## Task statement
Below are records to be output exactly, every one of them.

═══ Excerpted records ═══

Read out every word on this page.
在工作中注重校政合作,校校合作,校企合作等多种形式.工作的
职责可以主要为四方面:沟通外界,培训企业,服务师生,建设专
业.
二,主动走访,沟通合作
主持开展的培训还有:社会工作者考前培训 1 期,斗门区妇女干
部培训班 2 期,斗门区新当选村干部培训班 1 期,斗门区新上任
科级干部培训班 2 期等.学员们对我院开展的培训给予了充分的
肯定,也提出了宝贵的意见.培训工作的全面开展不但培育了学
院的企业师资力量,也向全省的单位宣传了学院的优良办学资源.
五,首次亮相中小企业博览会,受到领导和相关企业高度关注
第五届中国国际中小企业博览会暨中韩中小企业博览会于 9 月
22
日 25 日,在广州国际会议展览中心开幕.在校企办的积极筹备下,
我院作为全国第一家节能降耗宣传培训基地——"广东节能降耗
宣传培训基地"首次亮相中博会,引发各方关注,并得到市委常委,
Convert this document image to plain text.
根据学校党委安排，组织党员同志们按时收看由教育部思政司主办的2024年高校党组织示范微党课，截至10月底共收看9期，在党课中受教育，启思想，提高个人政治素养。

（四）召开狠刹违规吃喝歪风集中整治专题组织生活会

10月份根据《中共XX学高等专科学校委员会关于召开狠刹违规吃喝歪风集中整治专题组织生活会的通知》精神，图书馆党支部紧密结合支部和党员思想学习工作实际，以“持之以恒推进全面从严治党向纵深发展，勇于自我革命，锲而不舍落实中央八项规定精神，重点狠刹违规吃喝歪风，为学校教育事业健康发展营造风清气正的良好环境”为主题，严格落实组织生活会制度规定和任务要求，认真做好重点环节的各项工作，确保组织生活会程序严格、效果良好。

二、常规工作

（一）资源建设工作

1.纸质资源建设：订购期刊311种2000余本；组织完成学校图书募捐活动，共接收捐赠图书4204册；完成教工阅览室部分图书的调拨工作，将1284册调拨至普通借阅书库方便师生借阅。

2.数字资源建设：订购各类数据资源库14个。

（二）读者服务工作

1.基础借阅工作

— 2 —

═══

## Task output
Read out every word on this page.
在工作中注重校政合作,校校合作,校企合作等多种形式.工作的
职责可以主要为四方面:沟通外界,培训企业,服务师生,建设专
业.
二,主动走访,沟通合作
主持开展的培训还有:社会工作者考前培训 1 期,斗门区妇女干
部培训班 2 期,斗门区新当选村干部培训班 1 期,斗门区新上任
科级干部培训班 2 期等.学员们对我院开展的培训给予了充分的
肯定,也提出了宝贵的意见.培训工作的全面开展不但培育了学
院的企业师资力量,也向全省的单位宣传了学院的优良办学资源.
五,首次亮相中小企业博览会,受到领导和相关企业高度关注
第五届中国国际中小企业博览会暨中韩中小企业博览会于 9 月
22
日 25 日,在广州国际会议展览中心开幕.在校企办的积极筹备下,
我院作为全国第一家节能降耗宣传培训基地——"广东节能降耗
宣传培训基地"首次亮相中博会,引发各方关注,并得到市委常委,
Convert this document image to plain text.
根据学校党委安排，组织党员同志们按时收看由教育部思政司主办的2024年高校党组织示范微党课，截至10月底共收看9期，在党课中受教育，启思想，提高个人政治素养。

（四）召开狠刹违规吃喝歪风集中整治专题组织生活会

10月份根据《中共XX学高等专科学校委员会关于召开狠刹违规吃喝歪风集中整治专题组织生活会的通知》精神，图书馆党支部紧密结合支部和党员思想学习工作实际，以“持之以恒推进全面从严治党向纵深发展，勇于自我革命，锲而不舍落实中央八项规定精神，重点狠刹违规吃喝歪风，为学校教育事业健康发展营造风清气正的良好环境”为主题，严格落实组织生活会制度规定和任务要求，认真做好重点环节的各项工作，确保组织生活会程序严格、效果良好。

二、常规工作

（一）资源建设工作

1.纸质资源建设：订购期刊311种2000余本；组织完成学校图书募捐活动，共接收捐赠图书4204册；完成教工阅览室部分图书的调拨工作，将1284册调拨至普通借阅书库方便师生借阅。

2.数字资源建设：订购各类数据资源库14个。

（二）读者服务工作

1.基础借阅工作

— 2 —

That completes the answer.